▸ EXERCISE GOAL:
Retype exactly the lines below, starting with the line that contains "Output a JSON" and ending with the last line; leave out any pictures.

▸ DATA SHOWN:
————————

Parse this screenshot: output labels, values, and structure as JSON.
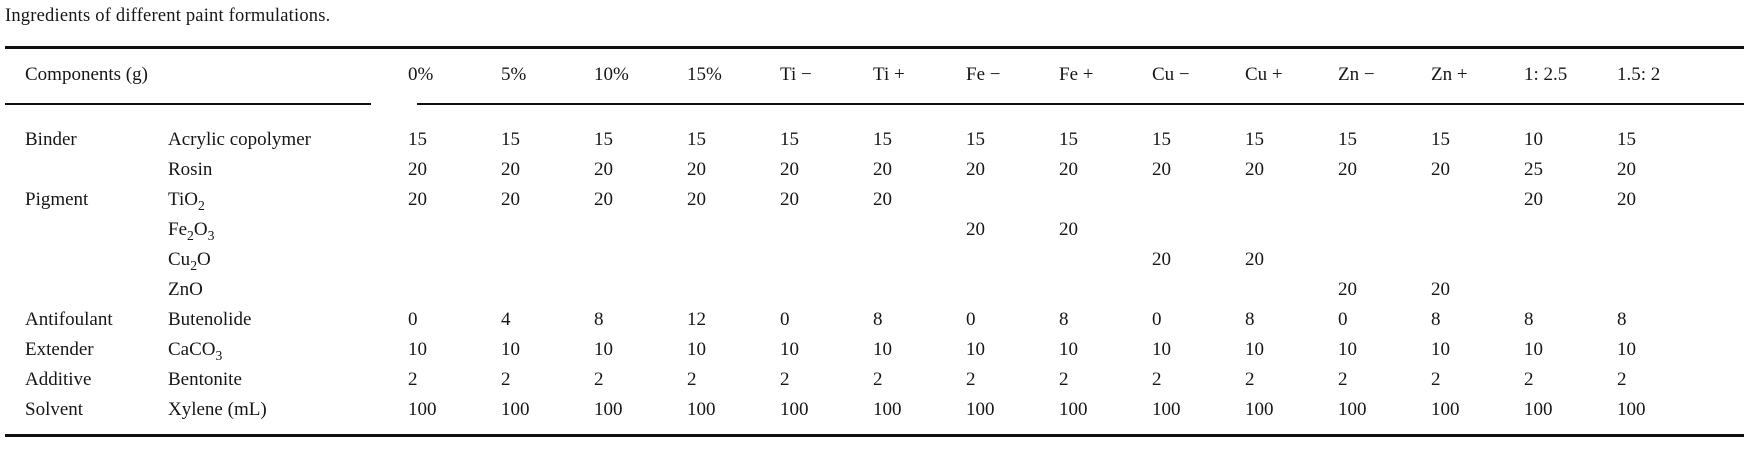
{
  "title": "Ingredients of different paint formulations.",
  "table": {
    "components_label": "Components (g)",
    "columns": [
      "0%",
      "5%",
      "10%",
      "15%",
      "Ti −",
      "Ti +",
      "Fe −",
      "Fe +",
      "Cu −",
      "Cu +",
      "Zn −",
      "Zn +",
      "1: 2.5",
      "1.5: 2"
    ],
    "rows": [
      {
        "category": "Binder",
        "component": "Acrylic copolymer",
        "values": [
          "15",
          "15",
          "15",
          "15",
          "15",
          "15",
          "15",
          "15",
          "15",
          "15",
          "15",
          "15",
          "10",
          "15"
        ]
      },
      {
        "category": "",
        "component": "Rosin",
        "values": [
          "20",
          "20",
          "20",
          "20",
          "20",
          "20",
          "20",
          "20",
          "20",
          "20",
          "20",
          "20",
          "25",
          "20"
        ]
      },
      {
        "category": "Pigment",
        "component": "TiO~2~",
        "values": [
          "20",
          "20",
          "20",
          "20",
          "20",
          "20",
          "",
          "",
          "",
          "",
          "",
          "",
          "20",
          "20"
        ]
      },
      {
        "category": "",
        "component": "Fe~2~O~3~",
        "values": [
          "",
          "",
          "",
          "",
          "",
          "",
          "20",
          "20",
          "",
          "",
          "",
          "",
          "",
          ""
        ]
      },
      {
        "category": "",
        "component": "Cu~2~O",
        "values": [
          "",
          "",
          "",
          "",
          "",
          "",
          "",
          "",
          "20",
          "20",
          "",
          "",
          "",
          ""
        ]
      },
      {
        "category": "",
        "component": "ZnO",
        "values": [
          "",
          "",
          "",
          "",
          "",
          "",
          "",
          "",
          "",
          "",
          "20",
          "20",
          "",
          ""
        ]
      },
      {
        "category": "Antifoulant",
        "component": "Butenolide",
        "values": [
          "0",
          "4",
          "8",
          "12",
          "0",
          "8",
          "0",
          "8",
          "0",
          "8",
          "0",
          "8",
          "8",
          "8"
        ]
      },
      {
        "category": "Extender",
        "component": "CaCO~3~",
        "values": [
          "10",
          "10",
          "10",
          "10",
          "10",
          "10",
          "10",
          "10",
          "10",
          "10",
          "10",
          "10",
          "10",
          "10"
        ]
      },
      {
        "category": "Additive",
        "component": "Bentonite",
        "values": [
          "2",
          "2",
          "2",
          "2",
          "2",
          "2",
          "2",
          "2",
          "2",
          "2",
          "2",
          "2",
          "2",
          "2"
        ]
      },
      {
        "category": "Solvent",
        "component": "Xylene (mL)",
        "values": [
          "100",
          "100",
          "100",
          "100",
          "100",
          "100",
          "100",
          "100",
          "100",
          "100",
          "100",
          "100",
          "100",
          "100"
        ]
      }
    ]
  },
  "chart_data": {
    "type": "table",
    "title": "Ingredients of different paint formulations.",
    "row_header_label": "Components (g)",
    "columns": [
      "0%",
      "5%",
      "10%",
      "15%",
      "Ti −",
      "Ti +",
      "Fe −",
      "Fe +",
      "Cu −",
      "Cu +",
      "Zn −",
      "Zn +",
      "1: 2.5",
      "1.5: 2"
    ]
  }
}
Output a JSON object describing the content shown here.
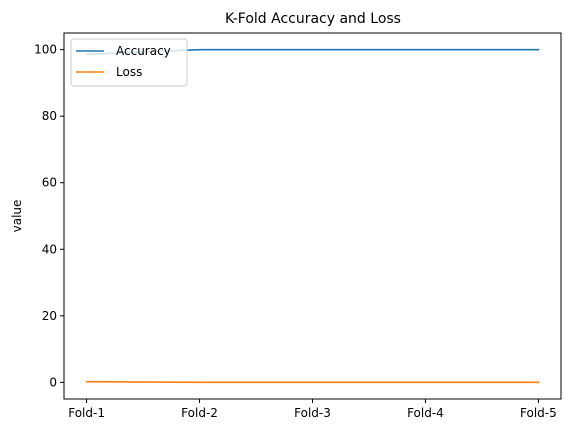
{
  "chart_data": {
    "type": "line",
    "title": "K-Fold Accuracy and Loss",
    "xlabel": "",
    "ylabel": "value",
    "categories": [
      "Fold-1",
      "Fold-2",
      "Fold-3",
      "Fold-4",
      "Fold-5"
    ],
    "series": [
      {
        "name": "Accuracy",
        "color": "#1f77b4",
        "values": [
          98.6,
          100.0,
          100.0,
          100.0,
          100.0
        ]
      },
      {
        "name": "Loss",
        "color": "#ff7f0e",
        "values": [
          0.2,
          0.0,
          0.0,
          0.0,
          0.0
        ]
      }
    ],
    "ylim": [
      -5,
      105
    ],
    "yticks": [
      0,
      20,
      40,
      60,
      80,
      100
    ],
    "grid": false,
    "legend_position": "top-left"
  }
}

————————

▸ FULL RESPONSE:
Output a JSON object describing the content shown here.
{
  "chart_data": {
    "type": "line",
    "title": "K-Fold Accuracy and Loss",
    "xlabel": "",
    "ylabel": "value",
    "categories": [
      "Fold-1",
      "Fold-2",
      "Fold-3",
      "Fold-4",
      "Fold-5"
    ],
    "series": [
      {
        "name": "Accuracy",
        "color": "#1f77b4",
        "values": [
          98.6,
          100.0,
          100.0,
          100.0,
          100.0
        ]
      },
      {
        "name": "Loss",
        "color": "#ff7f0e",
        "values": [
          0.2,
          0.0,
          0.0,
          0.0,
          0.0
        ]
      }
    ],
    "ylim": [
      -5,
      105
    ],
    "yticks": [
      0,
      20,
      40,
      60,
      80,
      100
    ],
    "grid": false,
    "legend_position": "top-left"
  }
}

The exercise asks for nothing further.